■ **EXERCISE DIRECTIONS**:
Every line that includes the word "Inflación" is to be listed.

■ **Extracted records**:
+++
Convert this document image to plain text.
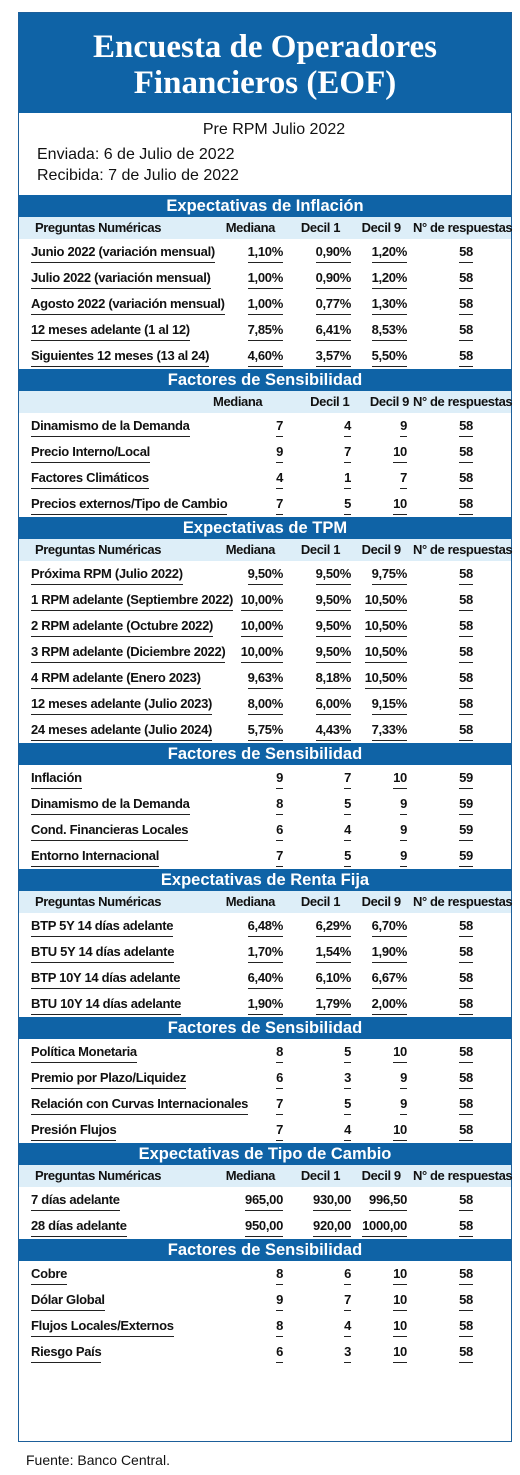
Encuesta de Operadores
Financieros (EOF)
Pre RPM Julio 2022
Enviada: 6 de Julio de 2022
Recibida: 7 de Julio de 2022
Expectativas de Inflación
Preguntas Numéricas	Mediana	Decil 1	Decil 9 N° de respuestas
Junio 2022 (variación mensual)	1,10%	0,90%	1,20%	58
Julio 2022 (variación mensual)	1,00%	0,90%	1,20%	58
Agosto 2022 (variación mensual)	1,00%	0,77%	1,30%	58
12 meses adelante (1 al 12)	7,85%	6,41%	8,53%	58
Siguientes 12 meses (13 al 24)	4,60%	3,57%	5,50%	58
Factores de Sensibilidad
Mediana	Decil 1	Decil 9 N° de respuestas
Dinamismo de la Demanda	7	4	9	58
Precio Interno/Local	9	7	10	58
Factores Climáticos	4	1	7	58
Precios externos/Tipo de Cambio	7	5	10	58
Expectativas de TPM
Preguntas Numéricas	Mediana	Decil 1	Decil 9 N° de respuestas
Próxima RPM (Julio 2022)	9,50%	9,50%	9,75%	58
1 RPM adelante (Septiembre 2022) 10,00%	9,50%	10,50%	58
2 RPM adelante (Octubre 2022)	10,00%	9,50%	10,50%	58
3 RPM adelante (Diciembre 2022)	10,00%	9,50%	10,50%	58
4 RPM adelante (Enero 2023)	9,63%	8,18%	10,50%	58
12 meses adelante (Julio 2023)	8,00%	6,00%	9,15%	58
24 meses adelante (Julio 2024)	5,75%	4,43%	7,33%	58
Factores de Sensibilidad
Inflación	9	7	10	59
Dinamismo de la Demanda	8	5	9	59
Cond. Financieras Locales	6	4	9	59
Entorno Internacional	7	5	9	59
Expectativas de Renta Fija
Preguntas Numéricas	Mediana	Decil 1	Decil 9 N° de respuestas
BTP 5Y 14 días adelante	6,48%	6,29%	6,70%	58
BTU 5Y 14 días adelante	1,70%	1,54%	1,90%	58
BTP 10Y 14 días adelante	6,40%	6,10%	6,67%	58
BTU 10Y 14 días adelante	1,90%	1,79%	2,00%	58
Factores de Sensibilidad
Política Monetaria	8	5	10	58
Premio por Plazo/Liquidez	6	3	9	58
Relación con Curvas Internacionales	7	5	9	58
Presión Flujos	7	4	10	58
Expectativas de Tipo de Cambio
Preguntas Numéricas	Mediana	Decil 1	Decil 9 N° de respuestas
7 días adelante	965,00	930,00	996,50	58
28 días adelante	950,00	920,00 1000,00	58
Factores de Sensibilidad
Cobre	8	6	10	58
Dólar Global	9	7	10	58
Flujos Locales/Externos	8	4	10	58
Riesgo País	6	3	10	58
Fuente: Banco Central.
+++
■ **RESPONSE TO THE EXERCISE**:
Expectativas de Inflación
Inflación	9	7	10	59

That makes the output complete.